## start Material for the task

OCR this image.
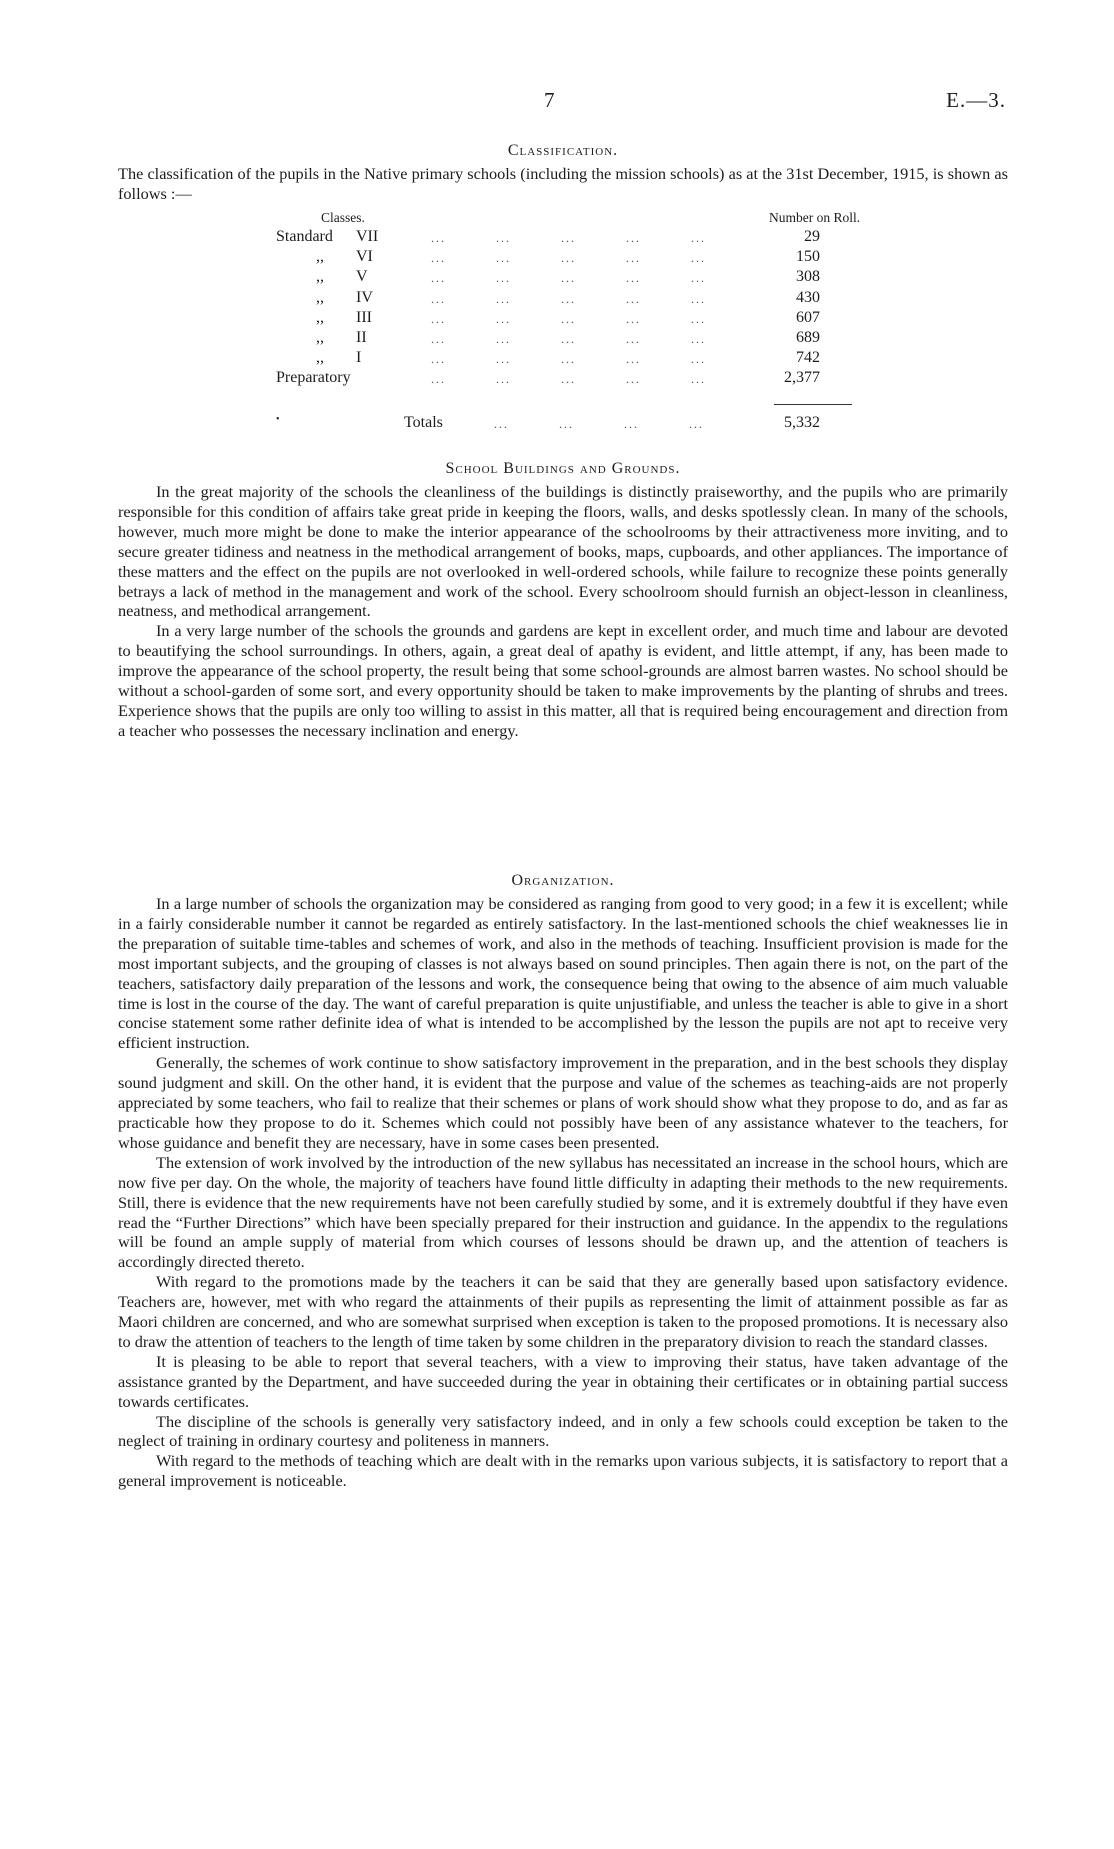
7	E.—3.
Classification.
The classification of the pupils in the Native primary schools (including the mission schools) as at the 31st December, 1915, is shown as follows :—
Classes.	Number on Roll.
Standard VII	...          ...          ...          ...          ...	29
,, VI	...          ...          ...          ...          ...	150
,, V	...          ...          ...          ...          ...	308
,, IV	...          ...          ...          ...          ...	430
,, III	...          ...          ...          ...          ...	607
,, II	...          ...          ...          ...          ...	689
,, I	...          ...          ...          ...          ...	742
Preparatory	...          ...          ...          ...          ...	2,377
•	Totals	...          ...          ...          ...	5,332
School Buildings and Grounds.

In the great majority of the schools the cleanliness of the buildings is distinctly praiseworthy, and the pupils who are primarily responsible for this condition of affairs take great pride in keeping the floors, walls, and desks spotlessly clean. In many of the schools, however, much more might be done to make the interior appearance of the schoolrooms by their attractiveness more inviting, and to secure greater tidiness and neatness in the methodical arrangement of books, maps, cupboards, and other appliances. The importance of these matters and the effect on the pupils are not overlooked in well-ordered schools, while failure to recognize these points generally betrays a lack of method in the management and work of the school. Every schoolroom should furnish an object-lesson in cleanliness, neatness, and methodical arrangement.

In a very large number of the schools the grounds and gardens are kept in excellent order, and much time and labour are devoted to beautifying the school surroundings. In others, again, a great deal of apathy is evident, and little attempt, if any, has been made to improve the appearance of the school property, the result being that some school-grounds are almost barren wastes. No school should be without a school-garden of some sort, and every opportunity should be taken to make improvements by the planting of shrubs and trees. Experience shows that the pupils are only too willing to assist in this matter, all that is required being encouragement and direction from a teacher who possesses the necessary inclination and energy.

Organization.

In a large number of schools the organization may be considered as ranging from good to very good; in a few it is excellent; while in a fairly considerable number it cannot be regarded as entirely satisfactory. In the last-mentioned schools the chief weaknesses lie in the preparation of suitable time-tables and schemes of work, and also in the methods of teaching. Insufficient provision is made for the most important subjects, and the grouping of classes is not always based on sound principles. Then again there is not, on the part of the teachers, satisfactory daily preparation of the lessons and work, the consequence being that owing to the absence of aim much valuable time is lost in the course of the day. The want of careful preparation is quite unjustifiable, and unless the teacher is able to give in a short concise statement some rather definite idea of what is intended to be accomplished by the lesson the pupils are not apt to receive very efficient instruction.

Generally, the schemes of work continue to show satisfactory improvement in the preparation, and in the best schools they display sound judgment and skill. On the other hand, it is evident that the purpose and value of the schemes as teaching-aids are not properly appreciated by some teachers, who fail to realize that their schemes or plans of work should show what they propose to do, and as far as practicable how they propose to do it. Schemes which could not possibly have been of any assistance whatever to the teachers, for whose guidance and benefit they are necessary, have in some cases been presented.

The extension of work involved by the introduction of the new syllabus has necessitated an increase in the school hours, which are now five per day. On the whole, the majority of teachers have found little difficulty in adapting their methods to the new requirements. Still, there is evidence that the new requirements have not been carefully studied by some, and it is extremely doubtful if they have even read the “Further Directions” which have been specially prepared for their instruction and guidance. In the appendix to the regulations will be found an ample supply of material from which courses of lessons should be drawn up, and the attention of teachers is accordingly directed thereto.

With regard to the promotions made by the teachers it can be said that they are generally based upon satisfactory evidence. Teachers are, however, met with who regard the attainments of their pupils as representing the limit of attainment possible as far as Maori children are concerned, and who are somewhat surprised when exception is taken to the proposed promotions. It is necessary also to draw the attention of teachers to the length of time taken by some children in the preparatory division to reach the standard classes.

It is pleasing to be able to report that several teachers, with a view to improving their status, have taken advantage of the assistance granted by the Department, and have succeeded during the year in obtaining their certificates or in obtaining partial success towards certificates.

The discipline of the schools is generally very satisfactory indeed, and in only a few schools could exception be taken to the neglect of training in ordinary courtesy and politeness in manners.

With regard to the methods of teaching which are dealt with in the remarks upon various subjects, it is satisfactory to report that a general improvement is noticeable.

## end Material for the task

■ Brief: Gather all the lines that include the word "report" and copy them out.

■ Correct response:
It is pleasing to be able to report that several teachers, with a view to improving their status, have taken advantage of the assistance granted by the Department, and have succeeded during the year in obtaining their certificates or in obtaining partial success towards certificates.
With regard to the methods of teaching which are dealt with in the remarks upon various subjects, it is satisfactory to report that a general improvement is noticeable.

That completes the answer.